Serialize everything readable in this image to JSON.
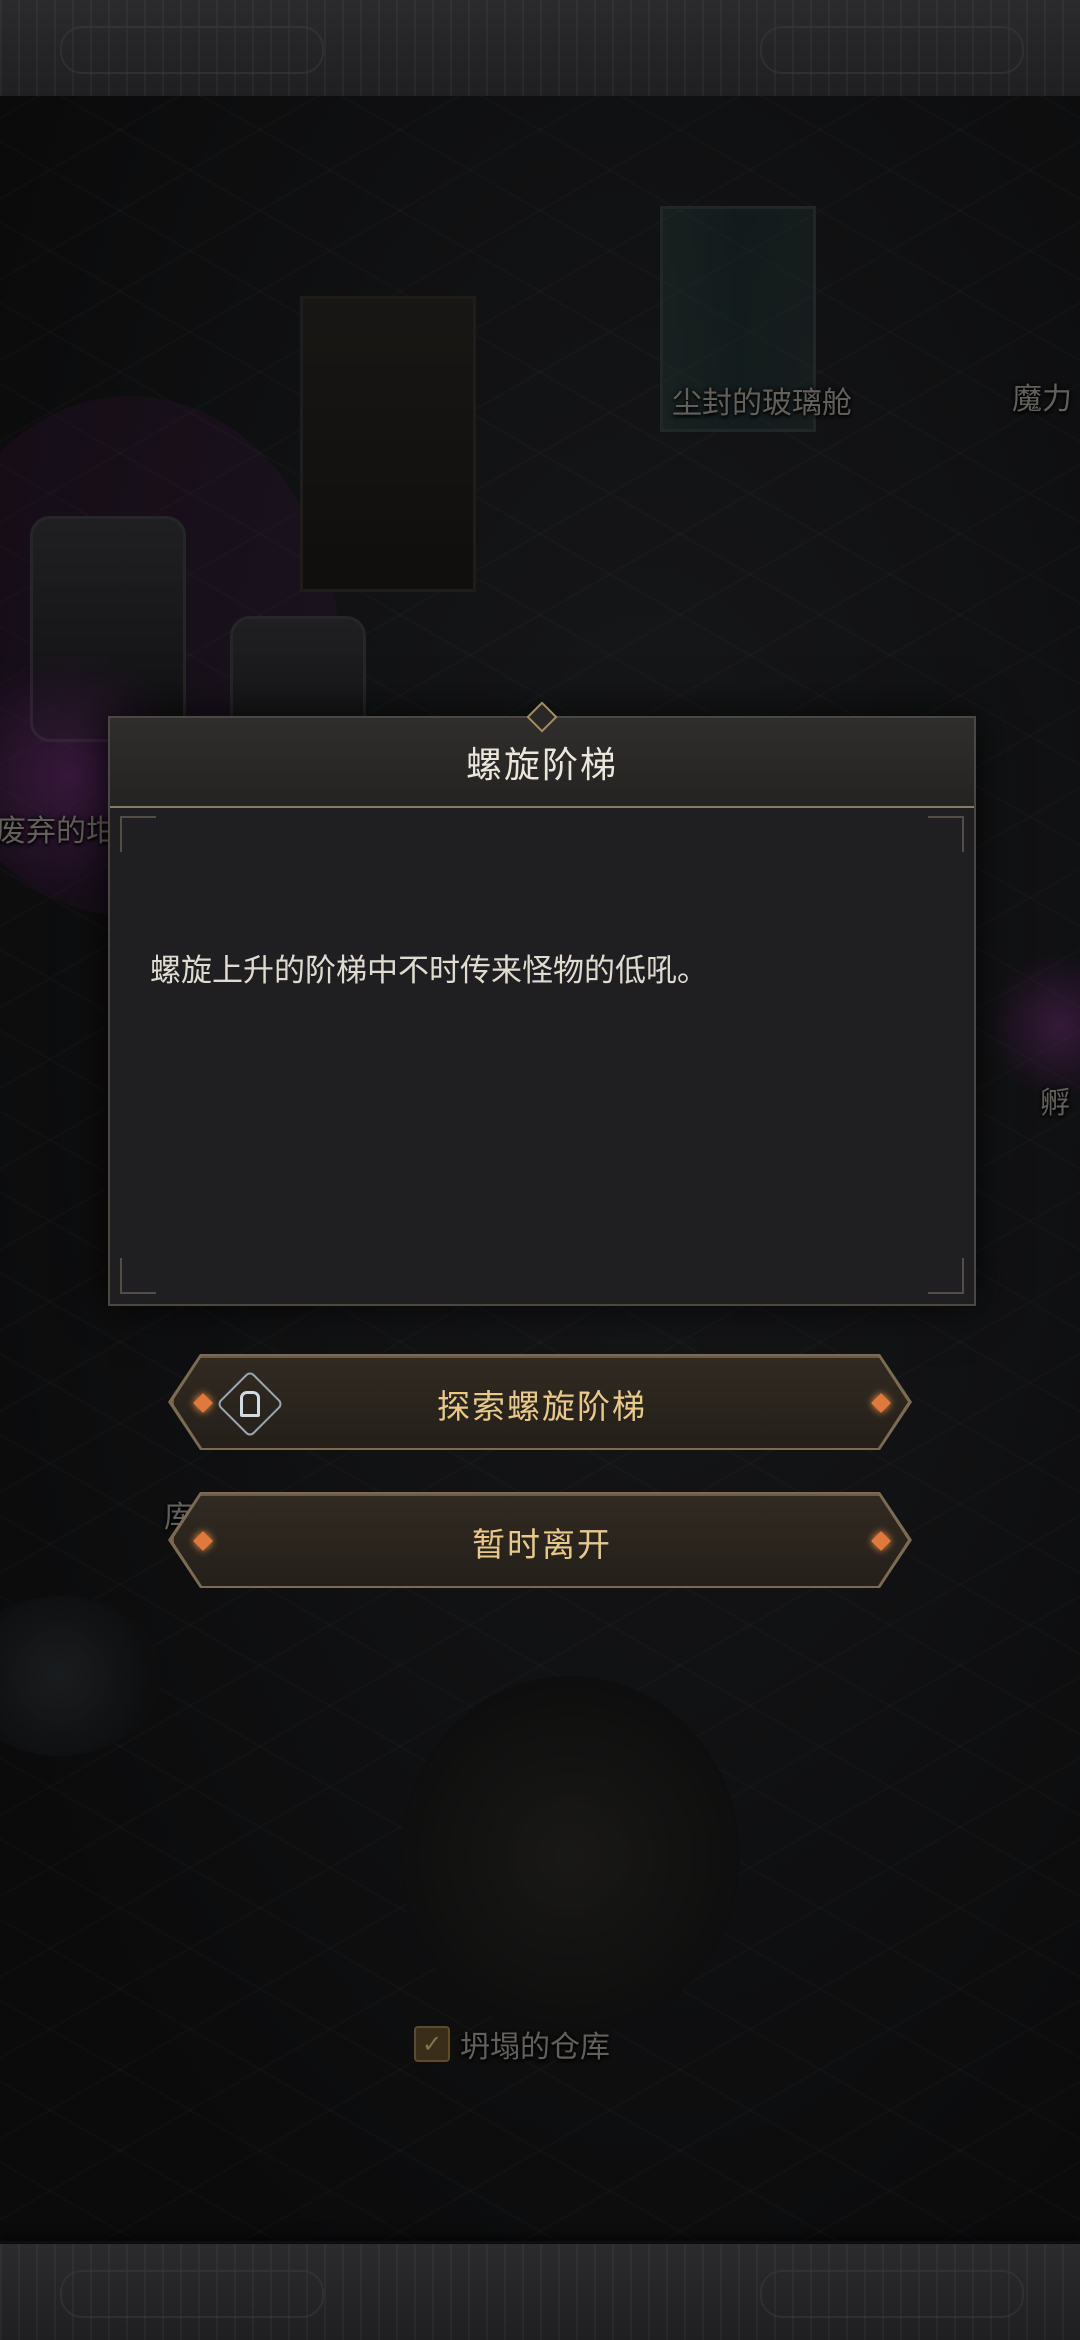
{
  "map": {
    "labels": {
      "glass_cabin": "尘封的玻璃舱",
      "magic_partial": "魔力",
      "abandoned_partial": "废弃的坩",
      "incubator_partial": "孵",
      "storage_partial": "库",
      "storage_room": "坍塌的仓库"
    }
  },
  "dialog": {
    "title": "螺旋阶梯",
    "description": "螺旋上升的阶梯中不时传来怪物的低吼。"
  },
  "actions": {
    "explore_label": "探索螺旋阶梯",
    "leave_label": "暂时离开"
  },
  "icons": {
    "check": "✓"
  }
}
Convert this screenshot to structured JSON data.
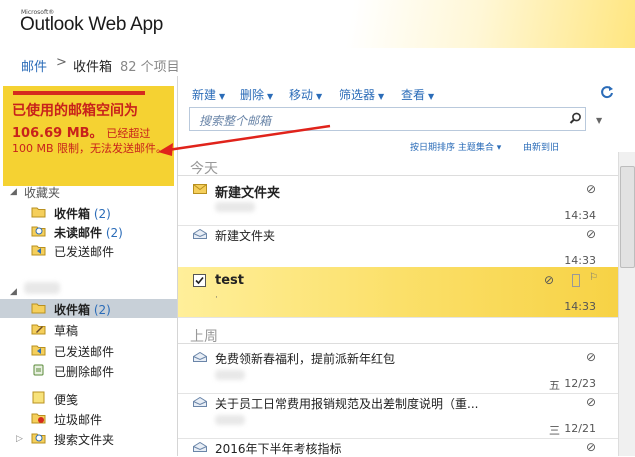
{
  "app": {
    "brand_small": "Microsoft®",
    "brand": "Outlook Web App"
  },
  "breadcrumb": {
    "mail": "邮件",
    "separator": ">",
    "folder": "收件箱",
    "count": "82 个项目"
  },
  "quota": {
    "line1": "已使用的邮箱空间为",
    "line2_big": "106.69 MB。",
    "line2_small": "已经超过",
    "line3": "100 MB 限制，无法发送邮件。"
  },
  "favorites": {
    "title": "收藏夹",
    "items": [
      {
        "label": "收件箱",
        "count": "(2)",
        "bold": true
      },
      {
        "label": "未读邮件",
        "count": "(2)",
        "bold": true
      },
      {
        "label": "已发送邮件",
        "count": "",
        "bold": false
      }
    ]
  },
  "mailbox": {
    "items": [
      {
        "label": "收件箱",
        "count": "(2)",
        "bold": true
      },
      {
        "label": "草稿",
        "count": "",
        "bold": false
      },
      {
        "label": "已发送邮件",
        "count": "",
        "bold": false
      },
      {
        "label": "已删除邮件",
        "count": "",
        "bold": false
      },
      {
        "label": "便笺",
        "count": "",
        "bold": false
      },
      {
        "label": "垃圾邮件",
        "count": "",
        "bold": false
      },
      {
        "label": "搜索文件夹",
        "count": "",
        "bold": false
      }
    ]
  },
  "toolbar": {
    "new": "新建",
    "delete": "删除",
    "move": "移动",
    "filter": "筛选器",
    "view": "查看",
    "search_placeholder": "搜索整个邮箱",
    "sort_label": "按日期排序 主题集合",
    "sort_order": "由新到旧"
  },
  "groups": {
    "today": "今天",
    "last_week": "上周"
  },
  "messages": [
    {
      "subject": "新建文件夹",
      "time": "14:34",
      "bold": true
    },
    {
      "subject": "新建文件夹",
      "time": "14:33",
      "bold": false
    },
    {
      "subject": "test",
      "time": "14:33",
      "bold": true
    },
    {
      "subject": "免费领新春福利，提前派新年红包",
      "day": "五",
      "time": "12/23",
      "bold": false
    },
    {
      "subject": "关于员工日常费用报销规范及出差制度说明（重...",
      "day": "三",
      "time": "12/21",
      "bold": false
    },
    {
      "subject": "2016年下半年考核指标",
      "time": "",
      "bold": false
    }
  ],
  "colors": {
    "accent": "#2b6cb8",
    "quota_bg": "#f5d232",
    "warning": "#c8221b",
    "selected": "#fbe06a"
  }
}
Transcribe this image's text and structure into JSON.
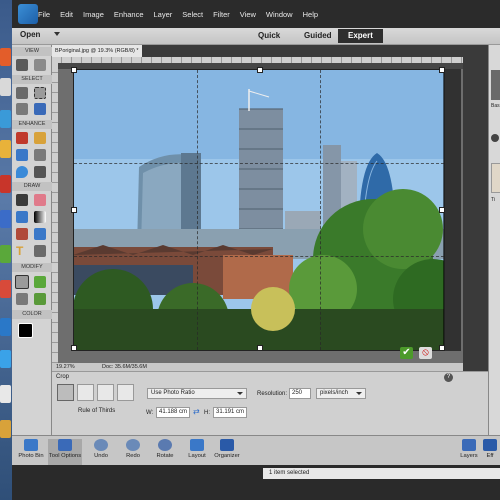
{
  "menu": [
    "File",
    "Edit",
    "Image",
    "Enhance",
    "Layer",
    "Select",
    "Filter",
    "View",
    "Window",
    "Help"
  ],
  "modebar": {
    "open": "Open",
    "quick": "Quick",
    "guided": "Guided",
    "expert": "Expert"
  },
  "panels": {
    "view": "VIEW",
    "select": "SELECT",
    "enhance": "ENHANCE",
    "draw": "DRAW",
    "modify": "MODIFY",
    "color": "COLOR"
  },
  "document": {
    "tab": "BPoriginal.jpg @ 19.3% (RGB/8) *",
    "zoom": "19.27%",
    "doc_size": "Doc: 35.6M/35.6M"
  },
  "options": {
    "title": "Crop",
    "overlay_label": "Rule of Thirds",
    "preset": "Use Photo Ratio",
    "w_label": "W:",
    "w_value": "41.188 cm",
    "h_label": "H:",
    "h_value": "31.191 cm",
    "resolution_label": "Resolution:",
    "resolution_value": "250",
    "resolution_unit": "pixels/inch",
    "help": "?"
  },
  "crop": {
    "commit": "✔",
    "cancel": "⦸"
  },
  "right_panel": {
    "label1": "Bas",
    "label2": "Ti"
  },
  "taskbar": [
    {
      "label": "Photo Bin",
      "icon": "photo-bin-icon"
    },
    {
      "label": "Tool Options",
      "icon": "tool-options-icon"
    },
    {
      "label": "Undo",
      "icon": "undo-icon"
    },
    {
      "label": "Redo",
      "icon": "redo-icon"
    },
    {
      "label": "Rotate",
      "icon": "rotate-icon"
    },
    {
      "label": "Layout",
      "icon": "layout-icon"
    },
    {
      "label": "Organizer",
      "icon": "organizer-icon"
    },
    {
      "label": "Layers",
      "icon": "layers-icon"
    },
    {
      "label": "Eff",
      "icon": "effects-icon"
    }
  ],
  "status": {
    "selected": "1 item selected"
  },
  "colors": {
    "accent": "#2e2e2e",
    "sky": "#9cc6ea",
    "tree": "#3a7a2a",
    "commit": "#4c9a2a"
  }
}
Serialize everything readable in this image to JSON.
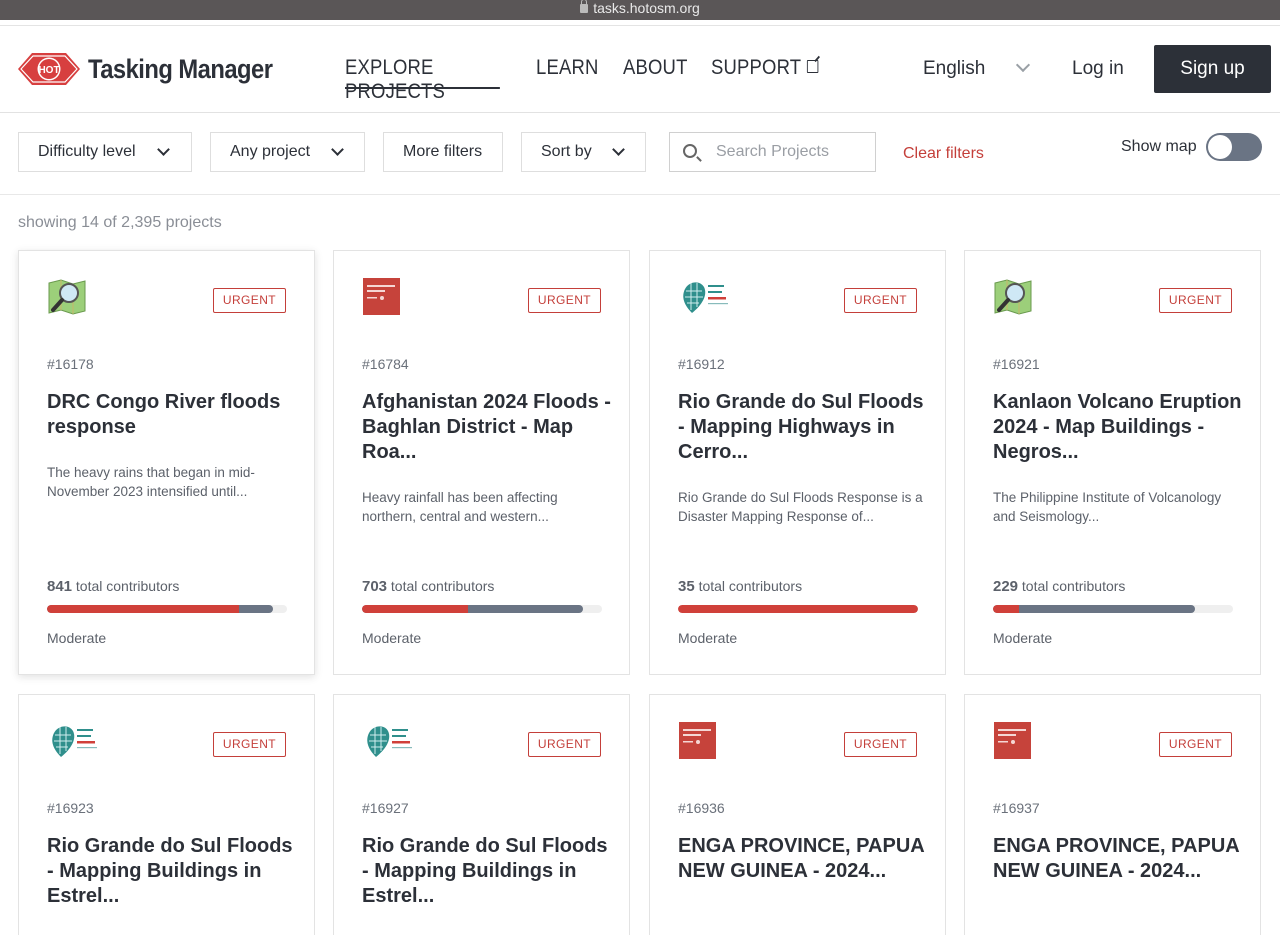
{
  "browser": {
    "url": "tasks.hotosm.org"
  },
  "header": {
    "brand": "Tasking Manager",
    "logo_text": "HOT",
    "nav": [
      "EXPLORE PROJECTS",
      "LEARN",
      "ABOUT",
      "SUPPORT"
    ],
    "language": "English",
    "login": "Log in",
    "signup": "Sign up"
  },
  "filters": {
    "difficulty": "Difficulty level",
    "project": "Any project",
    "more": "More filters",
    "sort": "Sort by",
    "search_placeholder": "Search Projects",
    "clear": "Clear filters",
    "show_map": "Show map",
    "show_map_on": false
  },
  "count_text": "showing 14 of 2,395 projects",
  "colors": {
    "accent": "#d73f3f",
    "dark": "#2c3038",
    "validated": "#6a7484"
  },
  "projects": [
    {
      "id": "#16178",
      "badge": "URGENT",
      "title": "DRC Congo River floods response",
      "description": "The heavy rains that began in mid-November 2023 intensified until...",
      "contributors": "841",
      "contributors_label": "total contributors",
      "mapped": 0.8,
      "validated": 0.94,
      "difficulty": "Moderate",
      "org_icon": "map-magnifier-icon"
    },
    {
      "id": "#16784",
      "badge": "URGENT",
      "title": "Afghanistan 2024 Floods - Baghlan District - Map Roa...",
      "description": "Heavy rainfall has been affecting northern, central and western...",
      "contributors": "703",
      "contributors_label": "total contributors",
      "mapped": 0.44,
      "validated": 0.92,
      "difficulty": "Moderate",
      "org_icon": "open-mapping-hub-asia-pacific-logo"
    },
    {
      "id": "#16912",
      "badge": "URGENT",
      "title": "Rio Grande do Sul Floods - Mapping Highways in Cerro...",
      "description": "Rio Grande do Sul Floods Response is a Disaster Mapping Response of...",
      "contributors": "35",
      "contributors_label": "total contributors",
      "mapped": 1.0,
      "validated": 0.0,
      "difficulty": "Moderate",
      "org_icon": "hub-de-mapeo-abierto-logo"
    },
    {
      "id": "#16921",
      "badge": "URGENT",
      "title": "Kanlaon Volcano Eruption 2024 - Map Buildings - Negros...",
      "description": "The Philippine Institute of Volcanology and Seismology...",
      "contributors": "229",
      "contributors_label": "total contributors",
      "mapped": 0.11,
      "validated": 0.84,
      "difficulty": "Moderate",
      "org_icon": "map-magnifier-icon"
    },
    {
      "id": "#16923",
      "badge": "URGENT",
      "title": "Rio Grande do Sul Floods - Mapping Buildings in Estrel...",
      "org_icon": "hub-de-mapeo-abierto-logo"
    },
    {
      "id": "#16927",
      "badge": "URGENT",
      "title": "Rio Grande do Sul Floods - Mapping Buildings in Estrel...",
      "org_icon": "hub-de-mapeo-abierto-logo"
    },
    {
      "id": "#16936",
      "badge": "URGENT",
      "title": "ENGA PROVINCE, PAPUA NEW GUINEA - 2024...",
      "org_icon": "open-mapping-hub-asia-pacific-logo"
    },
    {
      "id": "#16937",
      "badge": "URGENT",
      "title": "ENGA PROVINCE, PAPUA NEW GUINEA - 2024...",
      "org_icon": "open-mapping-hub-asia-pacific-logo"
    }
  ]
}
※
• [Exercise details] Reply with nothing but a number: how many lines of the entries above contain the string "description"?

• [Written answer] 5